> The problem:
Extend the text on real-time 3D products from drone video, beginning right after its last sentence.

> Provided passage:
·····

Software for Real-time, Real-world 3D products

The two sequences of video are taken from the same normal 2D drone video clip, but only started some seconds apart, which means that each object on the ground is seen from a different viewing angle. Each pair of frames are then used as input for the photogrammetric 3D modelling.

Video and still images from drones are increasingly being used to get a better overview or detailed understanding of the area. Very often, the images are also used for 2D or 3D mapping of the area. However, this process today is too slow to influence the flight route, the image capture or to take other immediate decisions about the field activities in the area. I-CONIC took on the challenge to make this possible.

If everything we need to be imaged is static, we can use video from one single drone to generate 3D models from images. In one and the same video we skip a constant number of frames and create a continuous stream of pairs of frames. For example, we can create a stereo pair from frames 1 and 51, the next stereo pair from frames 2 and 52, etc. And from the stereo pairs we take all the classic photogrammetric steps (and some more) to generate block-triangulated 3D point clouds and mesh. This is not hugely different from the way 3D models are created by other types of software packages on the market today – only that we do it from video and we do it instantly (at video rate).

Leading companies claim that they can create 3D models in just a handful of minutes. The software I-CONIC’s is developing is many times faster. A truly disruptive technology.

Example of 3D model from a drone. The left part shows a 3D point cloud (surface model), coloured with the RGB pixel values from the image. To the right: a 3D point cloud (surface model), coloured with height values. Both types can be used in real-time by the analyst. The left one to get a better overview (or detail) of the area by changing view point, view angle and zooming. The right one gives height values in absolute numbers and can help the analyst understand volumes and topography. It is also used for automatic processing into slope maps, etc.

An anaglyph 3D stereo video created by I-CONIC’s Video Stereoscope. To obtain the 3D effect of this particular video you need a pair of red/cyan anaglyph glasses.

Our ability to interpret images is far better in 3D than in 2D. Anyone who has seen Avatar, Gravity or any other 3D movie knows the increased realism this provides (for some, even headaches, should be acknowledged). With the same technique as described above for static 3D models, we can in one and the same video skip a constant number of frames and create a continuous stream of pairs of frames. For example, we can create a stereo pair from frames 1 and 51, the next stereo pair from frames 2 and 52, etc. To create a pleasant stereo view, the stereo pairs have to be processed through so-called epipolar resampling, and we can then play a 3D video from a regular 2D video.

We have not seen epipolar resampling in real-time to create 3D stereoscopic video before, but we are convinced by tests with video footage from both drones and mobile cameras that this can be a useful tool, e.g. for inspection by drones or forest inventories in the field. We even have had a VIP show in a 3D cinema to boast the capabilities of our Video Stereoscope.

We call this Video Stereoscope because it works like a classic stereoscope for pictures, but shows instead a moving video in 3D. The stereoscopic video requires the camera to move, preferably perpendicular to the camera’s image plane, as when filming from a side window of the car. The stereoscopic viewing also requires some kind of equipment that projects the left frame of the stereo pair to the left eye, and the right frame to the right eye. Such equipment can be for example VR glasses, 3DTV or red/blue anaglyph glasses like these:

Links:
https://en.wikipedia.org/wiki/Stereoscopy
https://en.wikipedia.org/wiki/3D_stereo_view

There are more 3D videos at I-CONIC’s YouTube channel.

·····

> Dataset rows:
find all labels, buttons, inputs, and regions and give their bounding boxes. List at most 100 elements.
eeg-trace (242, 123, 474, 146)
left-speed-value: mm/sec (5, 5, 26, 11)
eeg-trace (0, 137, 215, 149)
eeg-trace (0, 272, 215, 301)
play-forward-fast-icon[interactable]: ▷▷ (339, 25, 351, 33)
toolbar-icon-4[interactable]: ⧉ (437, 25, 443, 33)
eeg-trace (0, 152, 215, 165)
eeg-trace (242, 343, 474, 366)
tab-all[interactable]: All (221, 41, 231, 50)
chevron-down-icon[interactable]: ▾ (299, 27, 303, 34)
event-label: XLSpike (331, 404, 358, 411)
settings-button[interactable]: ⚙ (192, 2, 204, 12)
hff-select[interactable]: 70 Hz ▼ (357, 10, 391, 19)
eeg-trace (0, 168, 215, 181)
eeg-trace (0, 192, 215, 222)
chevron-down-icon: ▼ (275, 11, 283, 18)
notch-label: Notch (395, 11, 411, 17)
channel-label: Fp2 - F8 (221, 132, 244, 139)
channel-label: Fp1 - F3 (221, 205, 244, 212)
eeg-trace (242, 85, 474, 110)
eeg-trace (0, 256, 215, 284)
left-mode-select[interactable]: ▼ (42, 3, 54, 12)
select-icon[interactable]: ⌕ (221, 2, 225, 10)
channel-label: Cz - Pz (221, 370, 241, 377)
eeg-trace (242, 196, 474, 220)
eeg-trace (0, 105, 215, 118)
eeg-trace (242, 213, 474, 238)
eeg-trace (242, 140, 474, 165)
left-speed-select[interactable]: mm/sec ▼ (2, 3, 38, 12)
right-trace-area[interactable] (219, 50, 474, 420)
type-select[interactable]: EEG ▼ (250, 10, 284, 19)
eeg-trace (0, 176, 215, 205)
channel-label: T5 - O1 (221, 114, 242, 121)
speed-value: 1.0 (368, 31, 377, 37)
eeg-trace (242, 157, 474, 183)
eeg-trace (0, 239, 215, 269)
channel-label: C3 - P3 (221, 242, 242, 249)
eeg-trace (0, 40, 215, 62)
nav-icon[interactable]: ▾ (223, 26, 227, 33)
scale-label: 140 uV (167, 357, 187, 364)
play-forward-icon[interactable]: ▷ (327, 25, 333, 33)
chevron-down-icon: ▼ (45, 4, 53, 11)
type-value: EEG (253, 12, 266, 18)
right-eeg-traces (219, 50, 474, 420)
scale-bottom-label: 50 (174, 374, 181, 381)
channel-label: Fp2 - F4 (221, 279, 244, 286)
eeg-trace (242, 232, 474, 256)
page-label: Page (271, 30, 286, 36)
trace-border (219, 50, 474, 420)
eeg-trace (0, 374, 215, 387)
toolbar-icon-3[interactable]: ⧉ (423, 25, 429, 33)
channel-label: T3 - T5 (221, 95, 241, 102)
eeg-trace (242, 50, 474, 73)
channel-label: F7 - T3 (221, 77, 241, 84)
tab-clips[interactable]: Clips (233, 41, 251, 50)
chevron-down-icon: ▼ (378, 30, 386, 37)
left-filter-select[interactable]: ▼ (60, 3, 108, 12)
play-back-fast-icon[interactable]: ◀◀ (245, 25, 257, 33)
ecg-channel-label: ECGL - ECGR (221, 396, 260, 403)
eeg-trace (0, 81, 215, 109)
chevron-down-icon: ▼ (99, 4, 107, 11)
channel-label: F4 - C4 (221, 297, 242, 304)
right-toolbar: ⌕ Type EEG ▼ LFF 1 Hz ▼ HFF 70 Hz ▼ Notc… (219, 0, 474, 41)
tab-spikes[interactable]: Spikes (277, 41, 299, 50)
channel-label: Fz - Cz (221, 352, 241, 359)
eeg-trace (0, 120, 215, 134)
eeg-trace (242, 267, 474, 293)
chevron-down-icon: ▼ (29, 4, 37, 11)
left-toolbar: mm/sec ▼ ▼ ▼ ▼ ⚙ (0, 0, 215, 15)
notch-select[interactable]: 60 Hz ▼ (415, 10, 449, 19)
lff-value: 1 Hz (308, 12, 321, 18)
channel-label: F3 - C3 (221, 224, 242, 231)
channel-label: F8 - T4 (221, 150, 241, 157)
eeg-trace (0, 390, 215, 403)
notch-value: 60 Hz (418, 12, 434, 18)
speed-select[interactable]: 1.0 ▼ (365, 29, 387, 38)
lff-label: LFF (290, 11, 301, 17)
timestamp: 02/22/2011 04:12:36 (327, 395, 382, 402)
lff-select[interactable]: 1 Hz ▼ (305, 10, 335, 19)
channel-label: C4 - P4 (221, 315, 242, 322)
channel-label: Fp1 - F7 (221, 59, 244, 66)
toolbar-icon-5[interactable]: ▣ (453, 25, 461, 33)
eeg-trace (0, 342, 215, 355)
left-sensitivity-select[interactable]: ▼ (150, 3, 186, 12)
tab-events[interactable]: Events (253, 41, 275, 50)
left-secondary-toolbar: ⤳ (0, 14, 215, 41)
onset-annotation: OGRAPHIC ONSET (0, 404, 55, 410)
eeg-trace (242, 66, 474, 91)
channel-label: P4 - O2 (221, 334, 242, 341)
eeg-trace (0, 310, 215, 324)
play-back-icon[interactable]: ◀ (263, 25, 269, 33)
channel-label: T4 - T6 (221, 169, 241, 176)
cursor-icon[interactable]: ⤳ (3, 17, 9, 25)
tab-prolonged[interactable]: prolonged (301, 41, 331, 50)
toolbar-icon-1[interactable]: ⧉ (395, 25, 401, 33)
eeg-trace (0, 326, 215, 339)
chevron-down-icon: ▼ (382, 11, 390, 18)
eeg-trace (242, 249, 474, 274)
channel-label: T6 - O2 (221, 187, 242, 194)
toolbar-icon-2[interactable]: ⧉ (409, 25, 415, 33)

·····

> Written reply:
Figure 1. Video from a fire exercise, filmed by two flight-synchronized drones from two different viewing angles, and with the video streams time-synchronized. This scenario has been used in our development project for 4D modelling.

Digital 3D models from images have been established as a standard product with many applications. However, our environment is filled with events and movements from vehicles, people, animals, water, fire and smoke. At I-CONIC, we are developing software that generates 4D models, i.e. time-dependent 3D models. The models are generated in real-time to be used when an event, such as a forest fire, takes place. The technology makes it possible to consider a process both stereoscopically and with the aid of a constantly changing point cloud. GPU programming is a crucial component for the extremely fast calculations.

Photogrammetry assumes that each part of the area to be mapped is visible in at least two images, taken from different viewpoints. The target must not have moved or changed the image between the exposures. However, there are many applications where moving objects and events that occur are of primary importance (Fig. 1). In addition to mapping, we can also include sports, film, scientific experiments, etc.

We want to achieve a user experience similar to that often found in computer games; while we look at and can move around in a digital 3D world, events occur in this world; vehicles and people move, explosions occur, etc. (Fig. 2). In this way, an intervention leader gets a “first-person viewer” perspective of the event without having to move. In addition to the increased understanding provided by this tool, measurements can be made to determine heights, volumes etc., also of moving objects.

Figure 2. A snapshot from a computer game, Emergency20, where you interact in an ever-changing 3D world.

We also want to be able to freeze a moment and then get a more detailed 3D model of the event at this particular moment. For example, Intel or 4DReplay have attractive solutions for this, which however, requires upwards of 160 cameras and is therefore expensive, complex and inflexible (Fig. 3). We will not, with our technology reach the same degree of realism, but our solution is far more practical, not least in time-critical efforts.

Figure 3. 4DReplay’s solution with a long row of system cameras, all filming from slightly different angles.

To be able to generate 4D models, we use at least two drones, which each acquire and link a video stream to the ground. The drones are synchronized so that they have a constant base between them, much like they were connected with a long stick. The base distance is continuously calculated during a mission and thus does not need to be well predetermined. The area on the ground must of course be seen simultaneously by both drones. The drones can either fly a predefined route, be flown manually, or hover, standing still over an event.

Figure 4. Overview of our concept with two or more drones filming an event and producing a continuous stream of time-dependent 3D models, presented to the user in real-time.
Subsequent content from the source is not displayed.